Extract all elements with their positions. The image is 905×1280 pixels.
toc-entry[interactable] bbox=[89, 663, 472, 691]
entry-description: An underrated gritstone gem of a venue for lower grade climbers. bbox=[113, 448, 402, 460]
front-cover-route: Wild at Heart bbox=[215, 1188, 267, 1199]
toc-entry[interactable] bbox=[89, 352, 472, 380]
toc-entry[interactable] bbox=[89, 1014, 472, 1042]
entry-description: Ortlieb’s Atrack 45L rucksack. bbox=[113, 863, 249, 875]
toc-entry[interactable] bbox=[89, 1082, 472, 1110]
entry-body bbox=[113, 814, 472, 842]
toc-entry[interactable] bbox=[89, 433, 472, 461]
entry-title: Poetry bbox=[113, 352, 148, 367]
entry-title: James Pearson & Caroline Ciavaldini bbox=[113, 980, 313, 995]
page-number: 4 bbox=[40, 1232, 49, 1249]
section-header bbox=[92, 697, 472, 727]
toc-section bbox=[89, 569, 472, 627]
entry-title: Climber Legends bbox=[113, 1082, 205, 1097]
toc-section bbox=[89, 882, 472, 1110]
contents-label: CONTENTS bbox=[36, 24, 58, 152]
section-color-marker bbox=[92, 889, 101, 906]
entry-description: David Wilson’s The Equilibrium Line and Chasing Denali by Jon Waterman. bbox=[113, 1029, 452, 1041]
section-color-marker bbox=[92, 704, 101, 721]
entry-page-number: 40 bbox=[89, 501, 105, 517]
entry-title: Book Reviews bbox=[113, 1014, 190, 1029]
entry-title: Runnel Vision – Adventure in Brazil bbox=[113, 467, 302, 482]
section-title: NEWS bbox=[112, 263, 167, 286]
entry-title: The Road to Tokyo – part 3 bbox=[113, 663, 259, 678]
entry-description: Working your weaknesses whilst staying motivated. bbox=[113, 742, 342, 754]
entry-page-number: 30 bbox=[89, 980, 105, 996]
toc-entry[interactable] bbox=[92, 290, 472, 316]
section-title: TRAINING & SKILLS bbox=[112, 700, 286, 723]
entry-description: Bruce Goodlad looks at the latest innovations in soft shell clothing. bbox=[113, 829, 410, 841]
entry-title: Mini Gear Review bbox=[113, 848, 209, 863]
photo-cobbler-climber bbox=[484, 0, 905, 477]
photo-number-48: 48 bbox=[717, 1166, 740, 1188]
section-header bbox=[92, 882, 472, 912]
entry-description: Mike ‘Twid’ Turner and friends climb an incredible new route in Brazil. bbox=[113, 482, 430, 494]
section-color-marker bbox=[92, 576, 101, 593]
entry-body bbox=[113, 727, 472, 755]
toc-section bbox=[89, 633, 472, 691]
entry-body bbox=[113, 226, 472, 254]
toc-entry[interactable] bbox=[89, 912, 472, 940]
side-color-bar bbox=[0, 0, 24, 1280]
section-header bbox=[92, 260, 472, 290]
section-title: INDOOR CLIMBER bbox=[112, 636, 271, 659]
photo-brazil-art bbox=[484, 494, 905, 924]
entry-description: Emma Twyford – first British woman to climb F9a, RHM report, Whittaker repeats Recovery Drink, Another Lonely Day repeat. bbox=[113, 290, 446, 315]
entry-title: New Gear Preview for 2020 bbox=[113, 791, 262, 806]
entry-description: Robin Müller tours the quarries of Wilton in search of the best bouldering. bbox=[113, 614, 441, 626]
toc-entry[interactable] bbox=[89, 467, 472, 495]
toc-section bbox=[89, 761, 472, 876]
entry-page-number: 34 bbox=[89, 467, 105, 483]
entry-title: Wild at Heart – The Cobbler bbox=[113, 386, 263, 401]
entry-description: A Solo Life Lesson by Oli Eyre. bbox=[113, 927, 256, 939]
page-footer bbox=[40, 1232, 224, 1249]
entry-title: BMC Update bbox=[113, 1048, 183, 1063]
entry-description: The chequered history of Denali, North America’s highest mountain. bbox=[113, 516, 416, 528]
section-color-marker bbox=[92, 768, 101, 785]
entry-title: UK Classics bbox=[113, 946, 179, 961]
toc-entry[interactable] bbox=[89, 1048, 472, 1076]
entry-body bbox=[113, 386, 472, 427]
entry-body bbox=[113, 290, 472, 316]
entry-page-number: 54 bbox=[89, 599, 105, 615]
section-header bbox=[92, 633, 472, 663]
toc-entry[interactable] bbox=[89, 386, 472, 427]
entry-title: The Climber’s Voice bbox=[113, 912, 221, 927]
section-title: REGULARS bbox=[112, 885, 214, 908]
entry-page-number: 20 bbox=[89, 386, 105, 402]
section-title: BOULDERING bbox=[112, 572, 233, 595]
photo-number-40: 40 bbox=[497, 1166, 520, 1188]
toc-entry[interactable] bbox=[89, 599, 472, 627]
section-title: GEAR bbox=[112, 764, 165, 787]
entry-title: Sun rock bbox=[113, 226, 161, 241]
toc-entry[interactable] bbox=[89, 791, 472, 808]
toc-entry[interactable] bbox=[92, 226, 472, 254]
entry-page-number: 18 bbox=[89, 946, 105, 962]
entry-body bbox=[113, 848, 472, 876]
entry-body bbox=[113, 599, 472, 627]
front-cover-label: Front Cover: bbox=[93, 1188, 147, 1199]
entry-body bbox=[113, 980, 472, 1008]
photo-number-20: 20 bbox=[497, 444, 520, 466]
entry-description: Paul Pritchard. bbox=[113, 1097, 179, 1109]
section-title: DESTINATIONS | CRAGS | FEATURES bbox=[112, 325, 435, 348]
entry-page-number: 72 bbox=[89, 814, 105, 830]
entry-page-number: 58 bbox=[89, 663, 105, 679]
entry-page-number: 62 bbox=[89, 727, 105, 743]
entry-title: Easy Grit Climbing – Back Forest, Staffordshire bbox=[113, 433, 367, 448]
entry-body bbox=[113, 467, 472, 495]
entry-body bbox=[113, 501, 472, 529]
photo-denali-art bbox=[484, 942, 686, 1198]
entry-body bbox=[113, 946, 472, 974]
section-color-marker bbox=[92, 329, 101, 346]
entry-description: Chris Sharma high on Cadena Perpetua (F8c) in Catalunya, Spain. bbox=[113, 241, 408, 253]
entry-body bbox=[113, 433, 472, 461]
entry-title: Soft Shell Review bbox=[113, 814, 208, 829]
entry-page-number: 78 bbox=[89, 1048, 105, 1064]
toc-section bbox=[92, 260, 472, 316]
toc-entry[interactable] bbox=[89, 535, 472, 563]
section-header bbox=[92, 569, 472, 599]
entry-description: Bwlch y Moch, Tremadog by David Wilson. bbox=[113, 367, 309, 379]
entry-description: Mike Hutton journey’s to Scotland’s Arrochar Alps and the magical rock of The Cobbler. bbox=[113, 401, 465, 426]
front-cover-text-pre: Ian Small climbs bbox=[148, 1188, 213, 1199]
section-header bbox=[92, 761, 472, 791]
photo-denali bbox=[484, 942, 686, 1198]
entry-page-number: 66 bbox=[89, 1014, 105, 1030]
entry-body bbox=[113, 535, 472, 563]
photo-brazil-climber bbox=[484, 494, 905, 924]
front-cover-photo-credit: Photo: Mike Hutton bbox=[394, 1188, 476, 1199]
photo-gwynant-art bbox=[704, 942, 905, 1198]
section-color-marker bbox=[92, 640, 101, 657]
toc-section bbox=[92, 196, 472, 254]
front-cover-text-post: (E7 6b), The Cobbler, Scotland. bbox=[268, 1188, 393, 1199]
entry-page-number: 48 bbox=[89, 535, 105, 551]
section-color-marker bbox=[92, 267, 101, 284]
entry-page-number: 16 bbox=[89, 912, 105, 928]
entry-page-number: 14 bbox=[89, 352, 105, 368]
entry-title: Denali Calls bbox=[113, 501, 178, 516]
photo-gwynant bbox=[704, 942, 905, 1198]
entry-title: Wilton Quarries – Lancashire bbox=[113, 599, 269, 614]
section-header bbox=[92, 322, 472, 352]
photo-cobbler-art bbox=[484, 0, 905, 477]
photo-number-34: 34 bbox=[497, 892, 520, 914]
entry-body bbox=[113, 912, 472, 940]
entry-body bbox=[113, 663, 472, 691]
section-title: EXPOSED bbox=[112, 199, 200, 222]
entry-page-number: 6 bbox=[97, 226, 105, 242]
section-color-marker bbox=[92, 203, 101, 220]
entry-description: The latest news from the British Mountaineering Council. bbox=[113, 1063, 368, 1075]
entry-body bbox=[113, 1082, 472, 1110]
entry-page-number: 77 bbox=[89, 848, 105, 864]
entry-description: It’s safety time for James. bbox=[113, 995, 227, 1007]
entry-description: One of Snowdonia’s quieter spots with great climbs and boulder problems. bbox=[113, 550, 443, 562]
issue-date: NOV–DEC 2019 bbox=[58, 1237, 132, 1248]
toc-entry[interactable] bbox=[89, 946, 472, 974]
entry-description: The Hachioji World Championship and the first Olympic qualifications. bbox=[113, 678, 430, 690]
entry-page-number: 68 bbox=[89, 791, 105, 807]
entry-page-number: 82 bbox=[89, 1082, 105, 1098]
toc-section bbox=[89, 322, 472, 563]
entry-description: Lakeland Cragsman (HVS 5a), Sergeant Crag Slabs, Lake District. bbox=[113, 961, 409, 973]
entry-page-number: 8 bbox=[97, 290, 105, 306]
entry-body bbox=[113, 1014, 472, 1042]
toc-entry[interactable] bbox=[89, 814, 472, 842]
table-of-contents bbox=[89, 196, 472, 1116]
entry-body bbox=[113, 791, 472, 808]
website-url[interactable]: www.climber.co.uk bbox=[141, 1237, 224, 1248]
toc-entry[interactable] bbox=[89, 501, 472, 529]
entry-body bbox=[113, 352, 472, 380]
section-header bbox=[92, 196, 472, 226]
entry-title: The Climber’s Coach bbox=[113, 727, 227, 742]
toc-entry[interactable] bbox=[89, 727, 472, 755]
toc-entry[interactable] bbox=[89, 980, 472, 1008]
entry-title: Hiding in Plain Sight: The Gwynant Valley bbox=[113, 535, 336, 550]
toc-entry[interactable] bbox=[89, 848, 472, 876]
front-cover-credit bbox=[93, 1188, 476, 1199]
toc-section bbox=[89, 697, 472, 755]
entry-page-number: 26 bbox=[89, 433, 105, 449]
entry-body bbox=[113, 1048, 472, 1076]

****************************************

_PROBLEM DETAILS_.
Rename "toc-entry" to "contents-entry" in the stretch from the first row through the line containing "photo-cobbler-climber bbox=[484, 0, 905, 477]", and give only those lines with nothing else changed.

_THE COMPLETED TASK_.
Extract all elements with their positions. The image is 905×1280 pixels.
contents-entry[interactable] bbox=[89, 663, 472, 691]
entry-description: An underrated gritstone gem of a venue for lower grade climbers. bbox=[113, 448, 402, 460]
front-cover-route: Wild at Heart bbox=[215, 1188, 267, 1199]
contents-entry[interactable] bbox=[89, 352, 472, 380]
contents-entry[interactable] bbox=[89, 1014, 472, 1042]
entry-description: Ortlieb’s Atrack 45L rucksack. bbox=[113, 863, 249, 875]
contents-entry[interactable] bbox=[89, 1082, 472, 1110]
entry-body bbox=[113, 814, 472, 842]
contents-entry[interactable] bbox=[89, 433, 472, 461]
entry-title: Poetry bbox=[113, 352, 148, 367]
entry-title: James Pearson & Caroline Ciavaldini bbox=[113, 980, 313, 995]
page-number: 4 bbox=[40, 1232, 49, 1249]
section-header bbox=[92, 697, 472, 727]
toc-section bbox=[89, 569, 472, 627]
entry-title: Climber Legends bbox=[113, 1082, 205, 1097]
toc-section bbox=[89, 882, 472, 1110]
contents-label: CONTENTS bbox=[36, 24, 58, 152]
section-color-marker bbox=[92, 889, 101, 906]
entry-description: David Wilson’s The Equilibrium Line and Chasing Denali by Jon Waterman. bbox=[113, 1029, 452, 1041]
section-color-marker bbox=[92, 704, 101, 721]
entry-page-number: 40 bbox=[89, 501, 105, 517]
entry-title: Book Reviews bbox=[113, 1014, 190, 1029]
entry-title: Runnel Vision – Adventure in Brazil bbox=[113, 467, 302, 482]
section-title: NEWS bbox=[112, 263, 167, 286]
entry-title: The Road to Tokyo – part 3 bbox=[113, 663, 259, 678]
entry-description: Working your weaknesses whilst staying motivated. bbox=[113, 742, 342, 754]
entry-page-number: 30 bbox=[89, 980, 105, 996]
contents-entry[interactable] bbox=[92, 290, 472, 316]
section-title: TRAINING & SKILLS bbox=[112, 700, 286, 723]
entry-description: Bruce Goodlad looks at the latest innovations in soft shell clothing. bbox=[113, 829, 410, 841]
entry-title: Mini Gear Review bbox=[113, 848, 209, 863]
photo-cobbler-climber bbox=[484, 0, 905, 477]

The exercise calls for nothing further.